═════ Data records ═════

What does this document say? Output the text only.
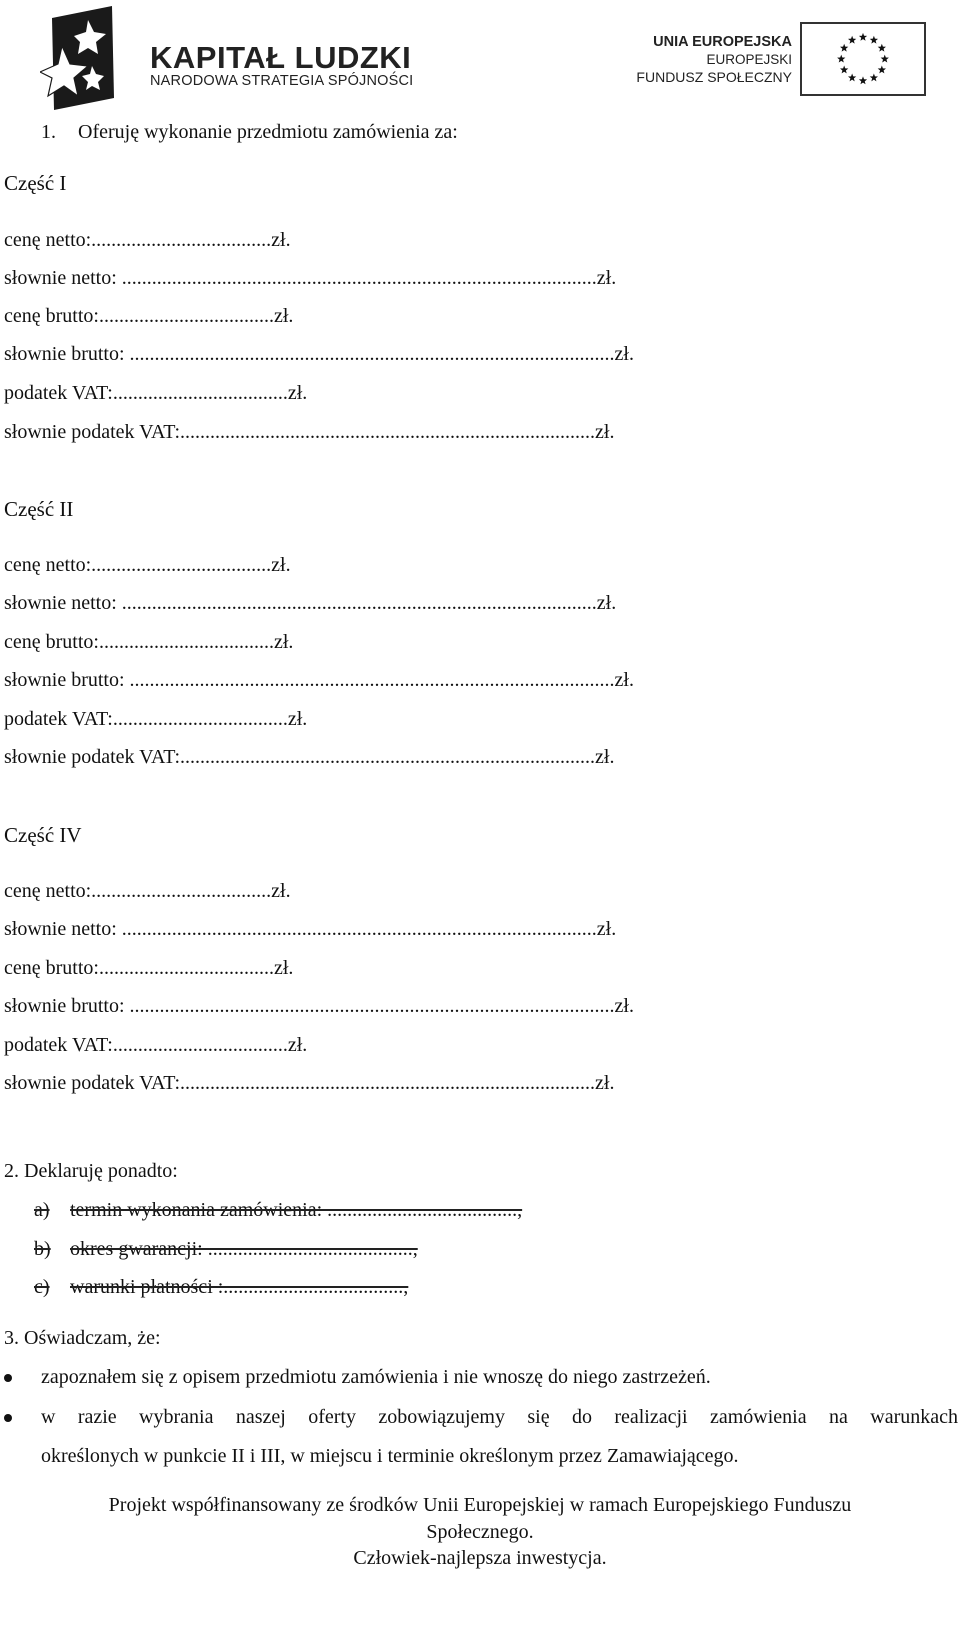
KAPITAŁ LUDZKI
NARODOWA STRATEGIA SPÓJNOŚCI
UNIA EUROPEJSKA
EUROPEJSKI
FUNDUSZ SPOŁECZNY
1. Oferuję wykonanie przedmiotu zamówienia za:
Część I
cenę netto:....................................zł.
słownie netto: ...............................................................................................zł.
cenę brutto:...................................zł.
słownie brutto: .................................................................................................zł.
podatek VAT:...................................zł.
słownie podatek VAT:...................................................................................zł.
Część II
cenę netto:....................................zł.
słownie netto: ...............................................................................................zł.
cenę brutto:...................................zł.
słownie brutto: .................................................................................................zł.
podatek VAT:...................................zł.
słownie podatek VAT:...................................................................................zł.
Część IV
cenę netto:....................................zł.
słownie netto: ...............................................................................................zł.
cenę brutto:...................................zł.
słownie brutto: .................................................................................................zł.
podatek VAT:...................................zł.
słownie podatek VAT:...................................................................................zł.
2. Deklaruję ponadto:
a) termin wykonania zamówienia: ......................................,
b) okres gwarancji: .........................................,
c) warunki płatności :....................................,
3. Oświadczam, że:
zapoznałem się z opisem przedmiotu zamówienia i nie wnoszę do niego zastrzeżeń.
w razie wybrania naszej oferty zobowiązujemy się do realizacji zamówienia na warunkach
określonych w punkcie II i III, w miejscu i terminie określonym przez Zamawiającego.
Projekt współfinansowany ze środków Unii Europejskiej w ramach Europejskiego Funduszu
Społecznego.
Człowiek-najlepsza inwestycja.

═════

Problem to solve |
Locate all lines holding the word "zamówienia", then copy them out.

Response below |
1. Oferuję wykonanie przedmiotu zamówienia za:
a) termin wykonania zamówienia: ......................................,
zapoznałem się z opisem przedmiotu zamówienia i nie wnoszę do niego zastrzeżeń.
w razie wybrania naszej oferty zobowiązujemy się do realizacji zamówienia na warunkach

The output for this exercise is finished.